- [WHAT IS REQUIRED]:
Below is a block of records. Copy every line in it that contains the word "epidemics".

- [EXERCISE MATERIALS]:
:::
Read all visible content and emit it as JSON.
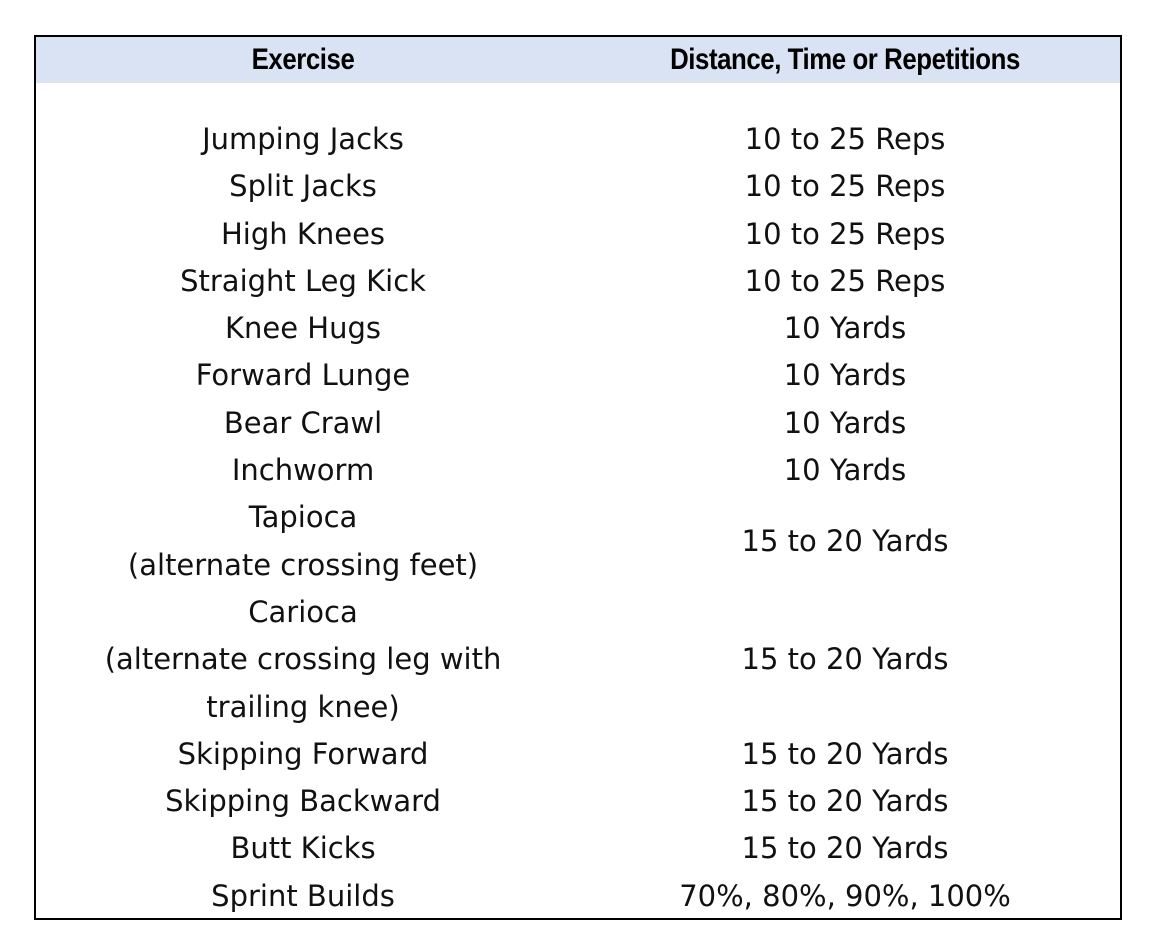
{
  "table": {
    "headers": {
      "exercise": "Exercise",
      "amount": "Distance, Time or Repetitions"
    },
    "rows": [
      {
        "exercise": "Jumping Jacks",
        "amount": "10 to 25 Reps"
      },
      {
        "exercise": "Split Jacks",
        "amount": "10 to 25 Reps"
      },
      {
        "exercise": "High Knees",
        "amount": "10 to 25 Reps"
      },
      {
        "exercise": "Straight Leg Kick",
        "amount": "10 to 25 Reps"
      },
      {
        "exercise": "Knee Hugs",
        "amount": "10 Yards"
      },
      {
        "exercise": "Forward Lunge",
        "amount": "10 Yards"
      },
      {
        "exercise": "Bear Crawl",
        "amount": "10 Yards"
      },
      {
        "exercise": "Inchworm",
        "amount": "10 Yards"
      },
      {
        "exercise": "Tapioca\n(alternate crossing feet)",
        "amount": "15 to 20 Yards"
      },
      {
        "exercise": "Carioca\n(alternate crossing leg with\ntrailing knee)",
        "amount": "15 to 20 Yards"
      },
      {
        "exercise": "Skipping Forward",
        "amount": "15 to 20 Yards"
      },
      {
        "exercise": "Skipping Backward",
        "amount": "15 to 20 Yards"
      },
      {
        "exercise": "Butt Kicks",
        "amount": "15 to 20 Yards"
      },
      {
        "exercise": "Sprint Builds",
        "amount": "70%, 80%, 90%, 100%"
      }
    ]
  }
}
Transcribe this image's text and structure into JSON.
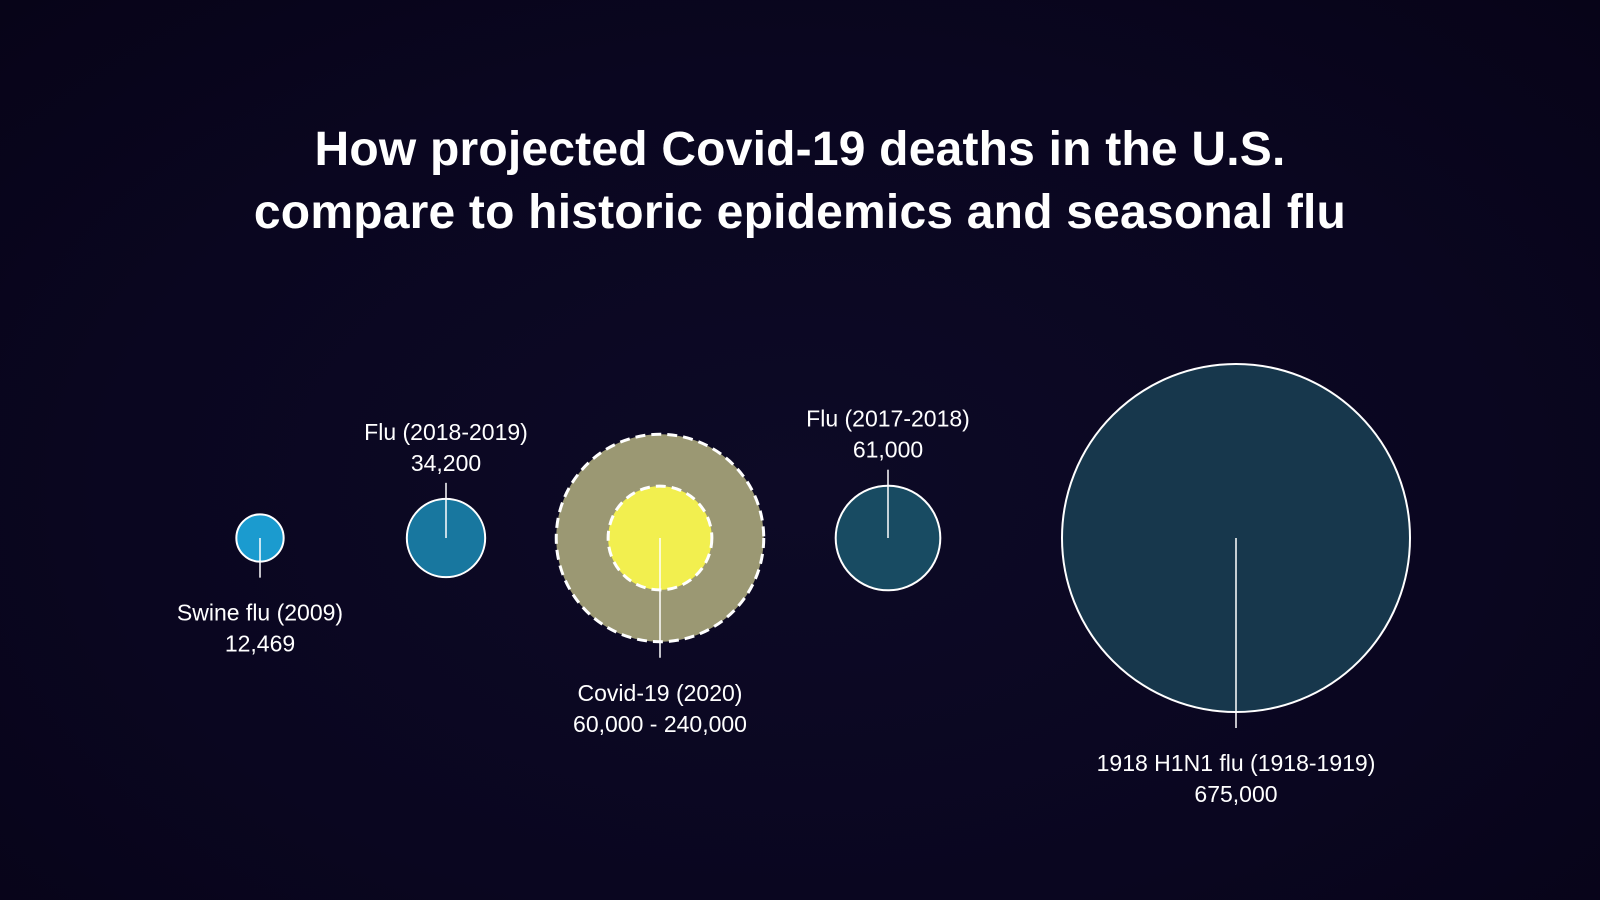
{
  "title": {
    "line1": "How projected Covid-19 deaths in the U.S.",
    "line2": "compare to historic epidemics and seasonal flu"
  },
  "chart_data": {
    "type": "bubble",
    "title": "How projected Covid-19 deaths in the U.S. compare to historic epidemics and seasonal flu",
    "max_value": 675000,
    "items": [
      {
        "id": "swine",
        "name": "Swine flu (2009)",
        "value_text": "12,469",
        "value": 12469,
        "color": "#1b9bcf",
        "label_pos": "below"
      },
      {
        "id": "flu1819",
        "name": "Flu (2018-2019)",
        "value_text": "34,200",
        "value": 34200,
        "color": "#18779f",
        "label_pos": "above"
      },
      {
        "id": "covid",
        "name": "Covid-19 (2020)",
        "value_text": "60,000 - 240,000",
        "value_low": 60000,
        "value_high": 240000,
        "color_low": "#f2ef4f",
        "color_high": "#9b9873",
        "label_pos": "below",
        "dashed": true
      },
      {
        "id": "flu1718",
        "name": "Flu (2017-2018)",
        "value_text": "61,000",
        "value": 61000,
        "color": "#184b62",
        "label_pos": "above"
      },
      {
        "id": "h1n1",
        "name": "1918 H1N1 flu (1918-1919)",
        "value_text": "675,000",
        "value": 675000,
        "color": "#17374c",
        "label_pos": "below"
      }
    ]
  }
}
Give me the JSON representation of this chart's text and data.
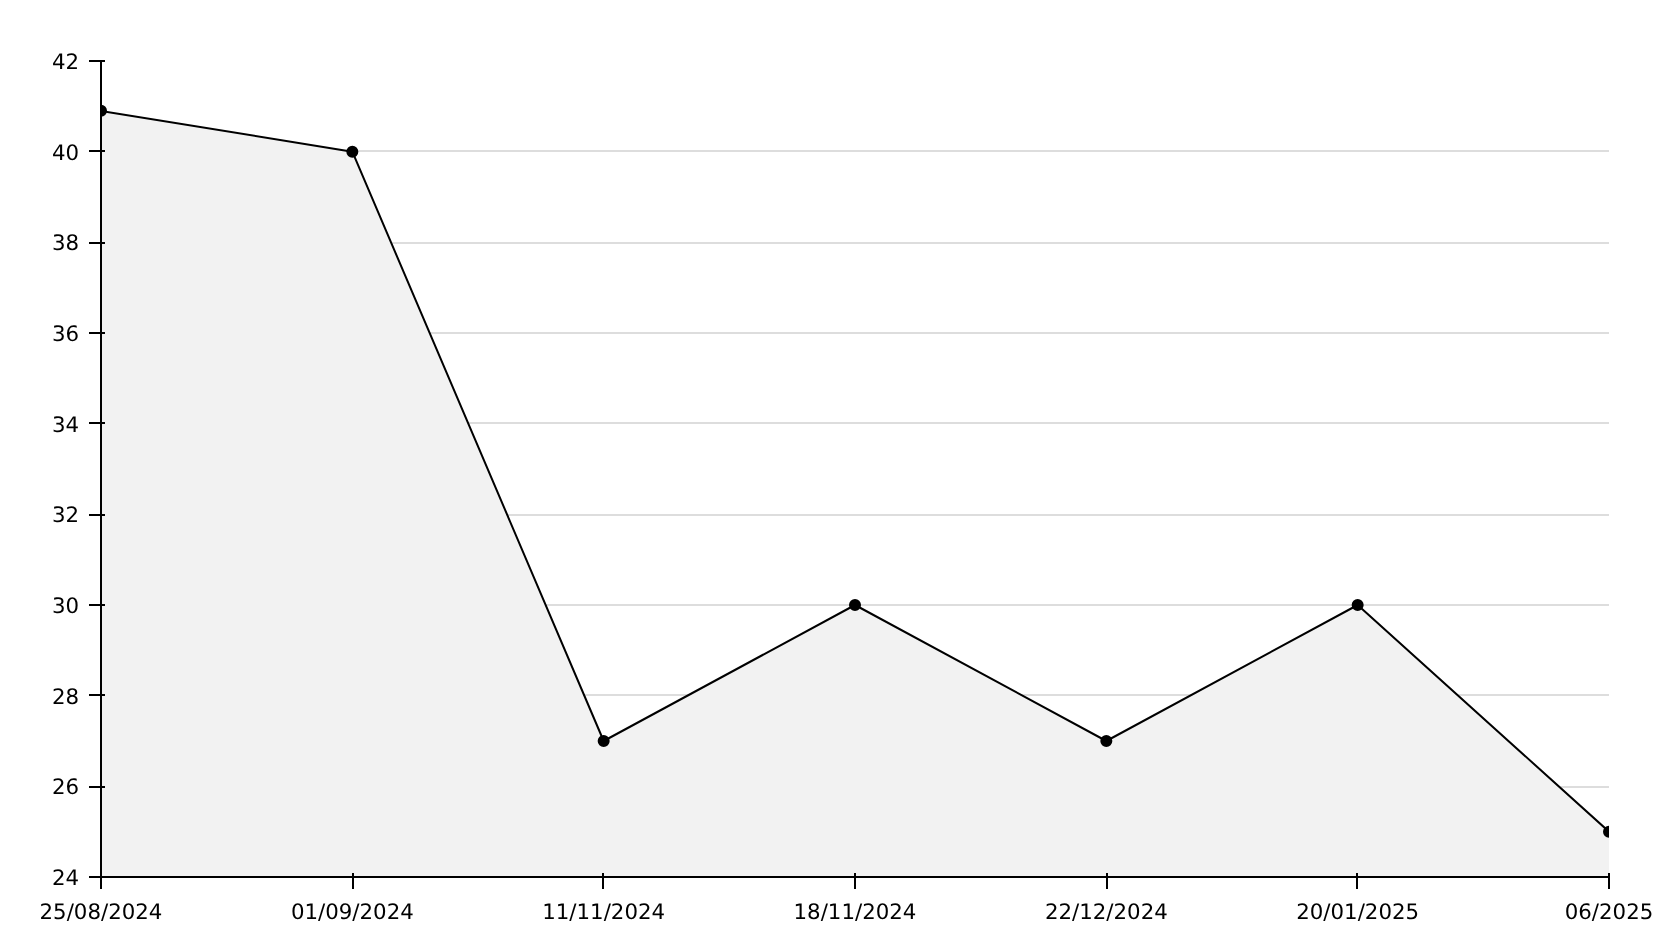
{
  "chart_data": {
    "type": "area",
    "categories": [
      "25/08/2024",
      "01/09/2024",
      "11/11/2024",
      "18/11/2024",
      "22/12/2024",
      "20/01/2025",
      "06/2025"
    ],
    "series": [
      {
        "color": "#000000",
        "values": [
          40.9,
          40,
          27,
          30,
          27,
          30,
          25
        ]
      }
    ],
    "ylim": [
      24,
      42
    ],
    "yticks": [
      24,
      26,
      28,
      30,
      32,
      34,
      36,
      38,
      40,
      42
    ],
    "grid": "y",
    "marker": "circle",
    "line_style": "solid"
  }
}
:::
- [EXERCISE RESPONSE]:
    "line2": "compare to historic epidemics and seasonal flu"
    "title": "How projected Covid-19 deaths in the U.S. compare to historic epidemics and seasonal flu",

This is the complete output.